Start of Entries shown

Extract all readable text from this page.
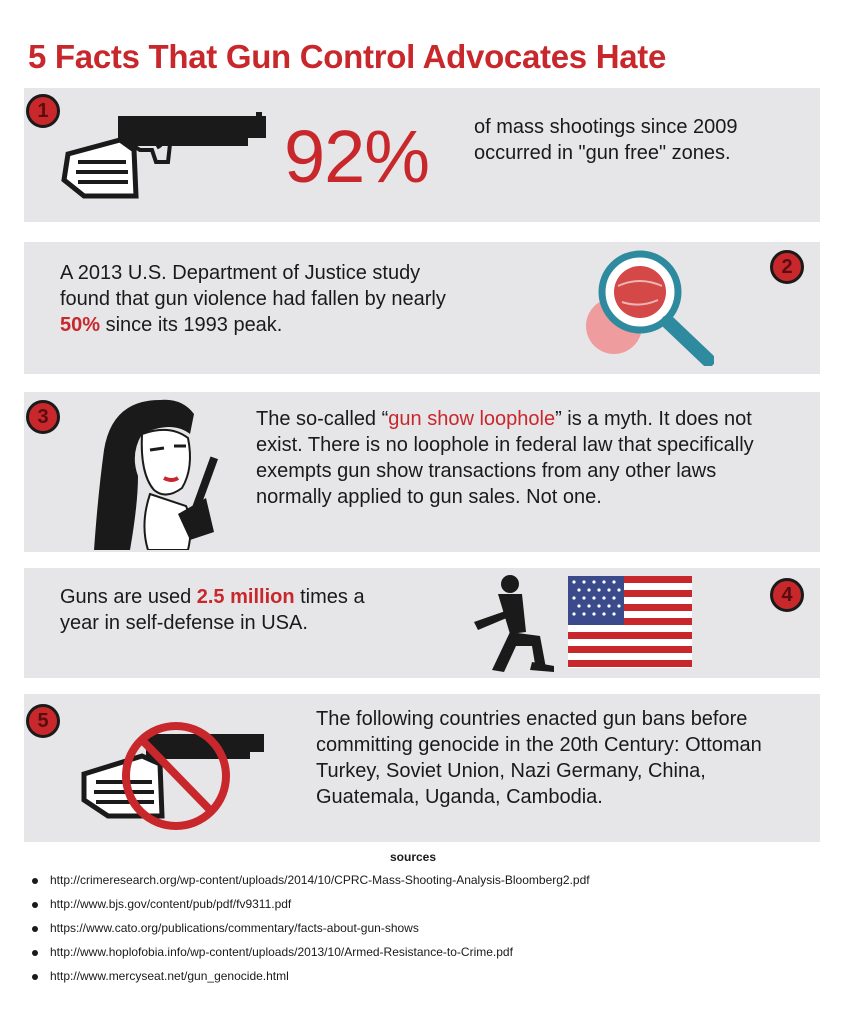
5 Facts That Gun Control Advocates Hate
1
92% of mass shootings since 2009 occurred in "gun free" zones.
A 2013 U.S. Department of Justice study found that gun violence had fallen by nearly 50% since its 1993 peak.
2
3	The so-called “gun show loophole” is a myth. It does not exist. There is no loophole in federal law that specifically exempts gun show transactions from any other laws normally applied to gun sales. Not one.
Guns are used 2.5 million times a year in self-defense in USA.
4
5	The following countries enacted gun bans before committing genocide in the 20th Century: Ottoman Turkey, Soviet Union, Nazi Germany, China, Guatemala, Uganda, Cambodia.
sources
http://crimeresearch.org/wp-content/uploads/2014/10/CPRC-Mass-Shooting-Analysis-Bloomberg2.pdf
http://www.bjs.gov/content/pub/pdf/fv9311.pdf
https://www.cato.org/publications/commentary/facts-about-gun-shows
http://www.hoplofobia.info/wp-content/uploads/2013/10/Armed-Resistance-to-Crime.pdf
http://www.mercyseat.net/gun_genocide.html
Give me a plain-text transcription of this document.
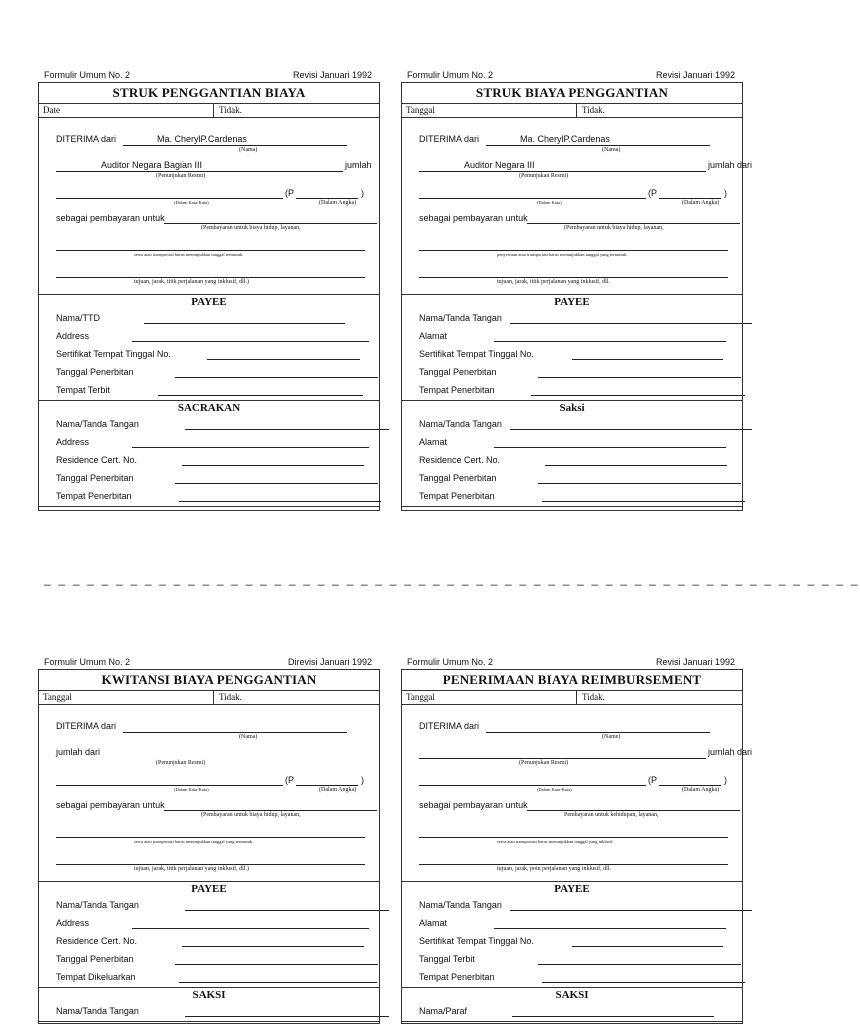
Formulir Umum No. 2	Revisi Januari 1992
STRUK PENGGANTIAN BIAYA
Date	Tidak.
DITERIMA dari	Ma. CherylP.Cardenas
(Nama)
Auditor Negara Bagian III	jumlah
(Penunjukan Resmi)
(P	)
(Dalam Kata-Kata)	(Dalam Angka)
sebagai pembayaran untuk
(Pembayaran untuk biaya hidup, layanan,
sewa atau transportasi harus menunjukkan tanggal termasuk.
tujuan, jarak, titik perjalanan yang inklusif, dll.)
PAYEE
Nama/TTD
Address
Sertifikat Tempat Tinggal No.
Tanggal Penerbitan
Tempat Terbit
SACRAKAN
Nama/Tanda Tangan
Address
Residence Cert. No.
Tanggal Penerbitan
Tempat Penerbitan
Formulir Umum No. 2	Revisi Januari 1992
STRUK BIAYA PENGGANTIAN
Tanggal	Tidak.
DITERIMA dari	Ma. CherylP.Cardenas
(Nama)
Auditor Negara III	jumlah dari
(Penunjukan Resmi)
(P	)
(Dalam Kata)	(Dalam Angka)
sebagai pembayaran untuk
(Pembayaran untuk biaya hidup, layanan,
penyewaan atau transportasi harus menunjukkan tanggal yang termasuk.
tujuan, jarak, titik perjalanan yang inklusif, dll.
PAYEE
Nama/Tanda Tangan
Alamat
Sertifikat Tempat Tinggal No.
Tanggal Penerbitan
Tempat Penerbitan
Saksi
Nama/Tanda Tangan
Alamat
Residence Cert. No.
Tanggal Penerbitan
Tempat Penerbitan
Formulir Umum No. 2	Direvisi Januari 1992
KWITANSI BIAYA PENGGANTIAN
Tanggal	Tidak.
DITERIMA dari
(Nama)
jumlah dari
(Penunjukan Resmi)
(P	)
(Dalam Kata-Kata)	(Dalam Angka)
sebagai pembayaran untuk
(Pembayaran untuk biaya hidup, layanan,
sewa atau transportasi harus menunjukkan tanggal yang termasuk.
tujuan, jarak, titik perjalanan yang inklusif, dll.)
PAYEE
Nama/Tanda Tangan
Address
Residence Cert. No.
Tanggal Penerbitan
Tempat Dikeluarkan
SAKSI
Nama/Tanda Tangan
Formulir Umum No. 2	Revisi Januari 1992
PENERIMAAN BIAYA REIMBURSEMENT
Tanggal	Tidak.
DITERIMA dari
(Name)
jumlah dari
(Penunjukan Resmi)
(P	)
(Dalam Kata-Kata)	(Dalam Angka)
sebagai pembayaran untuk
Pembayaran untuk kehidupan, layanan,
sewa atau transportasi harus menunjukkan tanggal yang inklusif.
tujuan, jarak, poin perjalanan yang inklusif, dll.
PAYEE
Nama/Tanda Tangan
Alamat
Sertifikat Tempat Tinggal No.
Tanggal Terbit
Tempat Penerbitan
SAKSI
Nama/Paraf
_ _ _ _ _ _ _ _ _ _ _ _ _ _ _ _ _ _ _ _ _ _ _ _ _ _ _ _ _ _ _ _ _ _ _ _ _ _ _ _ _ _ _ _ _ _ _ _ _ _ _ _ _ _ _ _ _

End of Entries shown

-- Task instructions --
Copy every record character for character. Skip the pictures.

-- Worked solution --
Extract all readable text from this page.
5 Facts That Gun Control Advocates Hate
1
92% of mass shootings since 2009 occurred in "gun free" zones.
A 2013 U.S. Department of Justice study found that gun violence had fallen by nearly 50% since its 1993 peak.
2
3	The so-called “gun show loophole” is a myth. It does not exist. There is no loophole in federal law that specifically exempts gun show transactions from any other laws normally applied to gun sales. Not one.
Guns are used 2.5 million times a year in self-defense in USA.
4
5	The following countries enacted gun bans before committing genocide in the 20th Century: Ottoman Turkey, Soviet Union, Nazi Germany, China, Guatemala, Uganda, Cambodia.
sources
http://crimeresearch.org/wp-content/uploads/2014/10/CPRC-Mass-Shooting-Analysis-Bloomberg2.pdf
http://www.bjs.gov/content/pub/pdf/fv9311.pdf
https://www.cato.org/publications/commentary/facts-about-gun-shows
http://www.hoplofobia.info/wp-content/uploads/2013/10/Armed-Resistance-to-Crime.pdf
http://www.mercyseat.net/gun_genocide.html
Give me a plain-text transcription of this document.
Formulir Umum No. 2	Revisi Januari 1992
STRUK PENGGANTIAN BIAYA
Date	Tidak.
DITERIMA dari	Ma. CherylP.Cardenas
(Nama)
Auditor Negara Bagian III	jumlah
(Penunjukan Resmi)
(P	)
(Dalam Kata-Kata)	(Dalam Angka)
sebagai pembayaran untuk
(Pembayaran untuk biaya hidup, layanan,
sewa atau transportasi harus menunjukkan tanggal termasuk.
tujuan, jarak, titik perjalanan yang inklusif, dll.)
PAYEE
Nama/TTD
Address
Sertifikat Tempat Tinggal No.
Tanggal Penerbitan
Tempat Terbit
SACRAKAN
Nama/Tanda Tangan
Address
Residence Cert. No.
Tanggal Penerbitan
Tempat Penerbitan
Formulir Umum No. 2	Revisi Januari 1992
STRUK BIAYA PENGGANTIAN
Tanggal	Tidak.
DITERIMA dari	Ma. CherylP.Cardenas
(Nama)
Auditor Negara III	jumlah dari
(Penunjukan Resmi)
(P	)
(Dalam Kata)	(Dalam Angka)
sebagai pembayaran untuk
(Pembayaran untuk biaya hidup, layanan,
penyewaan atau transportasi harus menunjukkan tanggal yang termasuk.
tujuan, jarak, titik perjalanan yang inklusif, dll.
PAYEE
Nama/Tanda Tangan
Alamat
Sertifikat Tempat Tinggal No.
Tanggal Penerbitan
Tempat Penerbitan
Saksi
Nama/Tanda Tangan
Alamat
Residence Cert. No.
Tanggal Penerbitan
Tempat Penerbitan
Formulir Umum No. 2	Direvisi Januari 1992
KWITANSI BIAYA PENGGANTIAN
Tanggal	Tidak.
DITERIMA dari
(Nama)
jumlah dari
(Penunjukan Resmi)
(P	)
(Dalam Kata-Kata)	(Dalam Angka)
sebagai pembayaran untuk
(Pembayaran untuk biaya hidup, layanan,
sewa atau transportasi harus menunjukkan tanggal yang termasuk.
tujuan, jarak, titik perjalanan yang inklusif, dll.)
PAYEE
Nama/Tanda Tangan
Address
Residence Cert. No.
Tanggal Penerbitan
Tempat Dikeluarkan
SAKSI
Nama/Tanda Tangan
Formulir Umum No. 2	Revisi Januari 1992
PENERIMAAN BIAYA REIMBURSEMENT
Tanggal	Tidak.
DITERIMA dari
(Name)
jumlah dari
(Penunjukan Resmi)
(P	)
(Dalam Kata-Kata)	(Dalam Angka)
sebagai pembayaran untuk
Pembayaran untuk kehidupan, layanan,
sewa atau transportasi harus menunjukkan tanggal yang inklusif.
tujuan, jarak, poin perjalanan yang inklusif, dll.
PAYEE
Nama/Tanda Tangan
Alamat
Sertifikat Tempat Tinggal No.
Tanggal Terbit
Tempat Penerbitan
SAKSI
Nama/Paraf
_ _ _ _ _ _ _ _ _ _ _ _ _ _ _ _ _ _ _ _ _ _ _ _ _ _ _ _ _ _ _ _ _ _ _ _ _ _ _ _ _ _ _ _ _ _ _ _ _ _ _ _ _ _ _ _ _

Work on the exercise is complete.